[Begin Recorded data]

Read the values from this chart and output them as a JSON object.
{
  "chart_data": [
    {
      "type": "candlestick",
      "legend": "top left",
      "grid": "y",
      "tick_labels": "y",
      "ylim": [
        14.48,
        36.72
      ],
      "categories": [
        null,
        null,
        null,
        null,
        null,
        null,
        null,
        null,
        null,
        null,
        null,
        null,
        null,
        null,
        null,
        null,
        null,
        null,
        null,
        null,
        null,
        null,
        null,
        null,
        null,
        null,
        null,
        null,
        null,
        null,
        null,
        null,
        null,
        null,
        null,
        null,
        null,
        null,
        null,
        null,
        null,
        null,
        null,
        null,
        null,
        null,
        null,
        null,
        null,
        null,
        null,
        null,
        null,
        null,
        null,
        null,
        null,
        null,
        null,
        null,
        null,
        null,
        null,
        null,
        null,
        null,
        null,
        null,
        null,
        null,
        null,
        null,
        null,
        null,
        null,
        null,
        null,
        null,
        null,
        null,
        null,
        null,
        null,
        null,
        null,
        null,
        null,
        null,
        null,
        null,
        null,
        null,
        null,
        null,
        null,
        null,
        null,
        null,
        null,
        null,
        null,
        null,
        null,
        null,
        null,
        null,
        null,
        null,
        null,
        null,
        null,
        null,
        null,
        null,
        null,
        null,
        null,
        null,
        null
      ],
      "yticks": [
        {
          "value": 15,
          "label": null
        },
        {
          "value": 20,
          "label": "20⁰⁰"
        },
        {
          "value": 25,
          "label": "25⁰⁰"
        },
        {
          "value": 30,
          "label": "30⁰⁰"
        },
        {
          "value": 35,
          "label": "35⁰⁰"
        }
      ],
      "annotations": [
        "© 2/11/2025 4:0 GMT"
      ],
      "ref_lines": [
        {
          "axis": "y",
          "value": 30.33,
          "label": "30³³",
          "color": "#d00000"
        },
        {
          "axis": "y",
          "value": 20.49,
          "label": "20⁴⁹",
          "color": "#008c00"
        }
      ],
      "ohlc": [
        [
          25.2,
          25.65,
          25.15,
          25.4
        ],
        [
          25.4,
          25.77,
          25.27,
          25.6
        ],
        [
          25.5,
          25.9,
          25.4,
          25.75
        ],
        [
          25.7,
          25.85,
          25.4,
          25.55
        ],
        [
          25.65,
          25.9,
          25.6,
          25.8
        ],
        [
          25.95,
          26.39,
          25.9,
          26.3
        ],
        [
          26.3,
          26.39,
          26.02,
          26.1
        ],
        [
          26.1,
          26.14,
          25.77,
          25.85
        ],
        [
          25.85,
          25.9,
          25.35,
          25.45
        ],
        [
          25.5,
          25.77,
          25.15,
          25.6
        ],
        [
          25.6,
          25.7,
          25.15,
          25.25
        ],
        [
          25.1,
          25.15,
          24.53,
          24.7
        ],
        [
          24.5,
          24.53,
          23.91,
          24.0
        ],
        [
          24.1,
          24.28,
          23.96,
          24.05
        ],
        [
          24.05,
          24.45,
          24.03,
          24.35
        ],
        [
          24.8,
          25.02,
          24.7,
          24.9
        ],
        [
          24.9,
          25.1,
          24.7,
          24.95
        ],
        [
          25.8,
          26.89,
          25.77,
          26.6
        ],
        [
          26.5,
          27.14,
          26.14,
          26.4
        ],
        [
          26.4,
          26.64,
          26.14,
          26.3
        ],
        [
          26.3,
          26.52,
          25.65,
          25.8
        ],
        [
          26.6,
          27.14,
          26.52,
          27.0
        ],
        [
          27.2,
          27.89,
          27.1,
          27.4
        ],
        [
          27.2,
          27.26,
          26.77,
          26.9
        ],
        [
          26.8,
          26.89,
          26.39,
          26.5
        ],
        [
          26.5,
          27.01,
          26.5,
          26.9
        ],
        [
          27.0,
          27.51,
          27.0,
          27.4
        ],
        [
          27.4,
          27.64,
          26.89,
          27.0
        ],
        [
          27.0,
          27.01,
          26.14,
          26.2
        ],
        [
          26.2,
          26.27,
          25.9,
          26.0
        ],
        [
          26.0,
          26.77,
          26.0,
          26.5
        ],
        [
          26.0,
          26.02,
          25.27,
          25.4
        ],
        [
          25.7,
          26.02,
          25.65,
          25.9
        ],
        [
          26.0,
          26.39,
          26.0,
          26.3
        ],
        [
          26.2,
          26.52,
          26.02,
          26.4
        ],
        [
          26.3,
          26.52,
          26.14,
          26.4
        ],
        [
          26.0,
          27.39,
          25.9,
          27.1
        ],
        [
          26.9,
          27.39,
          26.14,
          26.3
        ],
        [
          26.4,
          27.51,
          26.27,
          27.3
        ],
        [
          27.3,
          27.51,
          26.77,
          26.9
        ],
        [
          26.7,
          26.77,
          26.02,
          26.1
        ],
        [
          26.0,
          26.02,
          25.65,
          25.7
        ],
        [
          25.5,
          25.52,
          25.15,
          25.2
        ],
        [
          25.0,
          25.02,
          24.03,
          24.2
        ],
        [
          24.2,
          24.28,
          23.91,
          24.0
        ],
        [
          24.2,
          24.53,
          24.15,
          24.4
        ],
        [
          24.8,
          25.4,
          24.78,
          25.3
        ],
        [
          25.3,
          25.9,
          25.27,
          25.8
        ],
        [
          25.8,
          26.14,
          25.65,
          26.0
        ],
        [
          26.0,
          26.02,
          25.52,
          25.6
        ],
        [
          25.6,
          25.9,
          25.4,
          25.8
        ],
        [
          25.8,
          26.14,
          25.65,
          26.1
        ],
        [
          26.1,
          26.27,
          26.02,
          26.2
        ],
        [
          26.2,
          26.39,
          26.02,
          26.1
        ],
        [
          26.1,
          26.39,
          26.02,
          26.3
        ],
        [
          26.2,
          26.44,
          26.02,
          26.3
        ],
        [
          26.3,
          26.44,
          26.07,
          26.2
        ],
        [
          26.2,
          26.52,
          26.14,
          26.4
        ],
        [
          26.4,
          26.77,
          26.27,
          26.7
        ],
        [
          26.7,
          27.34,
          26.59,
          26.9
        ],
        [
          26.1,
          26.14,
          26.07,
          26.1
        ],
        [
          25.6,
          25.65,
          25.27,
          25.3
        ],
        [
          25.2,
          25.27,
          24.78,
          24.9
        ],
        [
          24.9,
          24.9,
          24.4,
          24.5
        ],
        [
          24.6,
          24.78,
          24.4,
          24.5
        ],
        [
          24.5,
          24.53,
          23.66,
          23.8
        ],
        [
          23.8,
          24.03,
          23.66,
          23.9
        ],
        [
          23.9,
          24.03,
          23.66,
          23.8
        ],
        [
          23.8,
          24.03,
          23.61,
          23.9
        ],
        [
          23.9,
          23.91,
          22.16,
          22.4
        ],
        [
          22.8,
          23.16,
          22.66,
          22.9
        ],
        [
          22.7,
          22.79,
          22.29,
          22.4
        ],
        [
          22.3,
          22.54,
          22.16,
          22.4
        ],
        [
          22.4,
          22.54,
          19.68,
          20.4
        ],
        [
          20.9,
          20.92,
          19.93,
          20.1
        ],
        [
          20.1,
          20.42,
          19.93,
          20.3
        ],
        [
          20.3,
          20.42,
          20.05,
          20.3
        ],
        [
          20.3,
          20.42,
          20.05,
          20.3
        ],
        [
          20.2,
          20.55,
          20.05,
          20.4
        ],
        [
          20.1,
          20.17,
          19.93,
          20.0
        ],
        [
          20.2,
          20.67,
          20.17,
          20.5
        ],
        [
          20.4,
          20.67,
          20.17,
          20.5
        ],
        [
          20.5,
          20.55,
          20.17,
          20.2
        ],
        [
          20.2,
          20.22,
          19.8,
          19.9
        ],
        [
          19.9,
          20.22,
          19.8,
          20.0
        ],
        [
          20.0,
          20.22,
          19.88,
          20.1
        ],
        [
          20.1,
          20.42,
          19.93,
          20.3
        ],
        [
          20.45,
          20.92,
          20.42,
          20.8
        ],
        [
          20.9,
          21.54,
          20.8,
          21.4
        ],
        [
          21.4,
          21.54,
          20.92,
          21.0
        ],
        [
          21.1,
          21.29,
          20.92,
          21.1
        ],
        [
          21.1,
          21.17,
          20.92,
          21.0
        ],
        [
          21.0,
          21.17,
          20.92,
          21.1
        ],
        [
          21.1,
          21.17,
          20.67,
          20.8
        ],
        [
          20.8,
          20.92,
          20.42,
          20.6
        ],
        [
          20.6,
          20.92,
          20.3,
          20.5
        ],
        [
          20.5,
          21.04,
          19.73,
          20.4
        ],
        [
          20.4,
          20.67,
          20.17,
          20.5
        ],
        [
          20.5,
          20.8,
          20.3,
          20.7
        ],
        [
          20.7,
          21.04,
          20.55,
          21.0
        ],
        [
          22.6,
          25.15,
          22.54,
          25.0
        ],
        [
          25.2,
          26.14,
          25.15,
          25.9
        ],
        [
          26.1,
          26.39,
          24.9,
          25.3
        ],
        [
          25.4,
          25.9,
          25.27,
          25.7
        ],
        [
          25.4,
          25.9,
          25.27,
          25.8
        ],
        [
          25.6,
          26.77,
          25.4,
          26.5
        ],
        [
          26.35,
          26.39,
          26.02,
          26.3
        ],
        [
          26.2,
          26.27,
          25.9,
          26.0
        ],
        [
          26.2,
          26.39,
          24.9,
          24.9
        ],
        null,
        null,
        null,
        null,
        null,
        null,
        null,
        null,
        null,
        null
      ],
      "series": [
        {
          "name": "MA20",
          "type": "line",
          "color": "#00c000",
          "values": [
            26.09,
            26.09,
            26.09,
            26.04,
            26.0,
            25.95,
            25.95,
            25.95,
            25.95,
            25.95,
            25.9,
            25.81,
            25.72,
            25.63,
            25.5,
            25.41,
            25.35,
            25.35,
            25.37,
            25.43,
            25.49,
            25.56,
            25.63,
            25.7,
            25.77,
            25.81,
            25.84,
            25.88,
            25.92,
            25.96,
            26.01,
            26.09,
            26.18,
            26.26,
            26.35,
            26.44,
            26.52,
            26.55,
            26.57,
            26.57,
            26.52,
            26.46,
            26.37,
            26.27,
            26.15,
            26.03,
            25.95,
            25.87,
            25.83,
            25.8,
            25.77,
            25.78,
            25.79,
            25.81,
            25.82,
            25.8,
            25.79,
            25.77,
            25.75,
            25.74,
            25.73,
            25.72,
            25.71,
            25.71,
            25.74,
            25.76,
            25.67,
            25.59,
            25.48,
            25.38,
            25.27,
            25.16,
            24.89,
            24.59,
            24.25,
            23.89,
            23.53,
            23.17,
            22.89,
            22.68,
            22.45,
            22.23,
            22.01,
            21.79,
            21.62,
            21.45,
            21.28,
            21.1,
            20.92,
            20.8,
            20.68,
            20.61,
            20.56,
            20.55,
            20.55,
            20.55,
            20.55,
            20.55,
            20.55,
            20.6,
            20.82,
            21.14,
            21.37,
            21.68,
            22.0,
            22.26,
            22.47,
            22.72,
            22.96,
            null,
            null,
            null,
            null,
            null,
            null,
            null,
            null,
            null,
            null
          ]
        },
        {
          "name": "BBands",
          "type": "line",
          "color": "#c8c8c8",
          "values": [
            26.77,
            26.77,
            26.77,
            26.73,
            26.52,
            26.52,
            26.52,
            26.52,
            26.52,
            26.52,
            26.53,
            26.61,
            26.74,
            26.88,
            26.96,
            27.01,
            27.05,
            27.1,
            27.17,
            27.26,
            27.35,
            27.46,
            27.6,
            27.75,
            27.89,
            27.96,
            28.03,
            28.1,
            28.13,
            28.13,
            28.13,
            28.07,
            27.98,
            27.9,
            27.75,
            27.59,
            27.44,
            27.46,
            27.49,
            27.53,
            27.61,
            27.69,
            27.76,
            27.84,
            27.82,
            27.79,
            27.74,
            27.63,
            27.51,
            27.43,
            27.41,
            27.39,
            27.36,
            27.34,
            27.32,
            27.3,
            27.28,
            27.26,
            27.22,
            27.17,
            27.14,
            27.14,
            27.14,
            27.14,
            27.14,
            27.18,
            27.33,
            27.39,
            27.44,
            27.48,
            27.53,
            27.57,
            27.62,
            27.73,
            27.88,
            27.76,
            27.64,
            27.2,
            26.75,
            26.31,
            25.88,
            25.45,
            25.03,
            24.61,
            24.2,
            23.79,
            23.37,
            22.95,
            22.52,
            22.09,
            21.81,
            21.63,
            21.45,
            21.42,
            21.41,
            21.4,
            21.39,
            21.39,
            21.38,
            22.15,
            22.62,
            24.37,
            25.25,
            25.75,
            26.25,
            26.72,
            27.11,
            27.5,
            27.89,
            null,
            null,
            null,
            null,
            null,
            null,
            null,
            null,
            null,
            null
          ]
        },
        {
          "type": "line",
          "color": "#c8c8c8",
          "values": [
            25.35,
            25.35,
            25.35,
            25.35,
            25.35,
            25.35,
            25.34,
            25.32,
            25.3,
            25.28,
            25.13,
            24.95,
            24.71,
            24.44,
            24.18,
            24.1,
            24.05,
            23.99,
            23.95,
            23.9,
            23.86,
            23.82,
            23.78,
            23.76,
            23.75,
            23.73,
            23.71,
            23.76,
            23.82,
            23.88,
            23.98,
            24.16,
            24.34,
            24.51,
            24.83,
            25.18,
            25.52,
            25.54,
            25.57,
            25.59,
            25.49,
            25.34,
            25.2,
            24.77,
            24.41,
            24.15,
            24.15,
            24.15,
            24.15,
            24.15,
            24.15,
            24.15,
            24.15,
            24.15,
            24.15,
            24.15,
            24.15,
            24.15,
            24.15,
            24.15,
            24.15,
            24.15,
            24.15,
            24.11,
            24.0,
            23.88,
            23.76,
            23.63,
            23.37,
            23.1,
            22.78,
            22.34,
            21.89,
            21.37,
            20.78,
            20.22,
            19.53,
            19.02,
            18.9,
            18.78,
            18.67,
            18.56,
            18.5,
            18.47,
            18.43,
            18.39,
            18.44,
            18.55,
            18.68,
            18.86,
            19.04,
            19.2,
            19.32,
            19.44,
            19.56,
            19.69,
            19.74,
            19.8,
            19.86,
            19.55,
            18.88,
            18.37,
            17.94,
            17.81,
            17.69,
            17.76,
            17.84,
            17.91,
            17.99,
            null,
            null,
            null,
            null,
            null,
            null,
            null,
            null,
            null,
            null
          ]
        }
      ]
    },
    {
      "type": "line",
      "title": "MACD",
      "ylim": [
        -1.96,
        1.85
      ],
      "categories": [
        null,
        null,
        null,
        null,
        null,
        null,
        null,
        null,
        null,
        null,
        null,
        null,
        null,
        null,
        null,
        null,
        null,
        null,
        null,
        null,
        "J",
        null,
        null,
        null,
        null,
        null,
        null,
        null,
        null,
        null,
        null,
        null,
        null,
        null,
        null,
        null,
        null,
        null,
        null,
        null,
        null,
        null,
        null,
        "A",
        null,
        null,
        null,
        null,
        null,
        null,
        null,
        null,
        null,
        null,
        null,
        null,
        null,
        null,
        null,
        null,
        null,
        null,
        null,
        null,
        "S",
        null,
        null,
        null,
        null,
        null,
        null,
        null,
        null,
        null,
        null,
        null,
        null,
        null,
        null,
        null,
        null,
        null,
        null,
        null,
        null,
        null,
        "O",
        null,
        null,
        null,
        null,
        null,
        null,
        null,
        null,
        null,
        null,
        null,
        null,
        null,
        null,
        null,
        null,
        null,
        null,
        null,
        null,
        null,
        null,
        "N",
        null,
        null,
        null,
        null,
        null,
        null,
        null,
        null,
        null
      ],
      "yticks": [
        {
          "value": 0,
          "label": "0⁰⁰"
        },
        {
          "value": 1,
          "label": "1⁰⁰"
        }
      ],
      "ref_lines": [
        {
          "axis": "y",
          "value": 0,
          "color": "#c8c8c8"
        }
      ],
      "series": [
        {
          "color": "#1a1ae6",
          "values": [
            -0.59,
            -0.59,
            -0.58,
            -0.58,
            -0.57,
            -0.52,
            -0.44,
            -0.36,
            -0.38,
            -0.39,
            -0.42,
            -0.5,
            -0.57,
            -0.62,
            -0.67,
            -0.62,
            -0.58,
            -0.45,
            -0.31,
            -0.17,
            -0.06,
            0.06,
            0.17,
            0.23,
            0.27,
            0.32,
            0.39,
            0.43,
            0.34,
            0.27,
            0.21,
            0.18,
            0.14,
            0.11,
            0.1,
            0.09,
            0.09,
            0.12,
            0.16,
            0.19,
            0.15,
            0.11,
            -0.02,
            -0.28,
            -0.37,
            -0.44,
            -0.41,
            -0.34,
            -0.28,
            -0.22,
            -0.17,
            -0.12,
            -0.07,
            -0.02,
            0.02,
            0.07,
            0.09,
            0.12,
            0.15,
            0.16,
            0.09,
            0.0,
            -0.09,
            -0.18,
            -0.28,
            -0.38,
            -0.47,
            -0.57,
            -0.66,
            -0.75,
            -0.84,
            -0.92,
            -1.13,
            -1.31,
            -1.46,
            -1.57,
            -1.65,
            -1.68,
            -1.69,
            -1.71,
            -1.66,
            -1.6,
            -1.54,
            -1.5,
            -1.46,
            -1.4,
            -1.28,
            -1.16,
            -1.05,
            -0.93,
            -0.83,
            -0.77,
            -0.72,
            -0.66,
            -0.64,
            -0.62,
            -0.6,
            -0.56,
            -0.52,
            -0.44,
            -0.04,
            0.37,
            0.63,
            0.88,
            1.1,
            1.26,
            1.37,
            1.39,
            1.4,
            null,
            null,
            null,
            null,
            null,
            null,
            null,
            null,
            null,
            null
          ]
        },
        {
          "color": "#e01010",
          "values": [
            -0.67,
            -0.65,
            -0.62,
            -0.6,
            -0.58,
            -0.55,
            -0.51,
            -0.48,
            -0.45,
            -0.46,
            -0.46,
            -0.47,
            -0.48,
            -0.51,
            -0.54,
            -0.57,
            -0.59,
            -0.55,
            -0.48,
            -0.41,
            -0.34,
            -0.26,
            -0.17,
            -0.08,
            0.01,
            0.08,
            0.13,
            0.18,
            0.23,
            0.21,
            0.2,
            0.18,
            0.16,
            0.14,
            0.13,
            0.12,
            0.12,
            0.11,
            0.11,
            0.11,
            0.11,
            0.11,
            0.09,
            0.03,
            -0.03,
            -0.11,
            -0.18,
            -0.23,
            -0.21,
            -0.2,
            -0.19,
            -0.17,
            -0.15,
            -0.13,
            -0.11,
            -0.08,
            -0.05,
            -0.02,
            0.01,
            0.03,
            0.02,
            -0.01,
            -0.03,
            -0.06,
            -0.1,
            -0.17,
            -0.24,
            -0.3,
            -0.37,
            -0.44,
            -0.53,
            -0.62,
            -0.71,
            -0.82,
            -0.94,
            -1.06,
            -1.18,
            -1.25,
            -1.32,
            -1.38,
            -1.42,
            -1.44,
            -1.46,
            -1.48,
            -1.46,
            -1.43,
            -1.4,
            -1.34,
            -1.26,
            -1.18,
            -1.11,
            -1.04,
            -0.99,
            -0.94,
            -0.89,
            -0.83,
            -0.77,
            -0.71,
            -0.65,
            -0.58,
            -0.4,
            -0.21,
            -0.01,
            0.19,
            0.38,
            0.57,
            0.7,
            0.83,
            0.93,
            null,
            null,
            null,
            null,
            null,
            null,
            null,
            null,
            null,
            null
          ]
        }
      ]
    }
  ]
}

[End Recorded data]

> **The problem**
Extract each line holding the string "color".

> **Exercise result**
          "color": "#d00000"
          "color": "#008c00"
          "color": "#00c000",
          "color": "#c8c8c8",
          "color": "#c8c8c8",
          "color": "#c8c8c8"
          "color": "#1a1ae6",
          "color": "#e01010",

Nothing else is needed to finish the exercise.